== Directions for this task ==
Output every line of the data exactly as it appears.

------ Exercise input

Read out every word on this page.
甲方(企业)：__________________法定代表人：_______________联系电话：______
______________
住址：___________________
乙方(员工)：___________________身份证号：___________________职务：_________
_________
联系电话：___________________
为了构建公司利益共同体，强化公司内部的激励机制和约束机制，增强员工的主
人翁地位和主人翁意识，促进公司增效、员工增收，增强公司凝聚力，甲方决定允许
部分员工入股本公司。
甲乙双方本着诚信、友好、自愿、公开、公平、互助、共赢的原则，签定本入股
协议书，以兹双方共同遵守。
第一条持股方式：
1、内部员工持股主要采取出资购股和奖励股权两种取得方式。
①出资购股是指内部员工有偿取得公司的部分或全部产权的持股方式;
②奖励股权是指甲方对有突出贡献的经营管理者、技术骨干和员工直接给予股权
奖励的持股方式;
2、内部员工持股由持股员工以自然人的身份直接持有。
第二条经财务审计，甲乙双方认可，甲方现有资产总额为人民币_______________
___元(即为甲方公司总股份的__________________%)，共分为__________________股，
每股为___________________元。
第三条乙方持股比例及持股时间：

------------

== Exercise answer ==
Read out every word on this page.
甲方(企业)：__________________法定代表人：_______________联系电话：______
______________
住址：___________________
乙方(员工)：___________________身份证号：___________________职务：_________
_________
联系电话：___________________
为了构建公司利益共同体，强化公司内部的激励机制和约束机制，增强员工的主
人翁地位和主人翁意识，促进公司增效、员工增收，增强公司凝聚力，甲方决定允许
部分员工入股本公司。
甲乙双方本着诚信、友好、自愿、公开、公平、互助、共赢的原则，签定本入股
协议书，以兹双方共同遵守。
第一条持股方式：
1、内部员工持股主要采取出资购股和奖励股权两种取得方式。
①出资购股是指内部员工有偿取得公司的部分或全部产权的持股方式;
②奖励股权是指甲方对有突出贡献的经营管理者、技术骨干和员工直接给予股权
奖励的持股方式;
2、内部员工持股由持股员工以自然人的身份直接持有。
第二条经财务审计，甲乙双方认可，甲方现有资产总额为人民币_______________
___元(即为甲方公司总股份的__________________%)，共分为__________________股，
每股为___________________元。
第三条乙方持股比例及持股时间：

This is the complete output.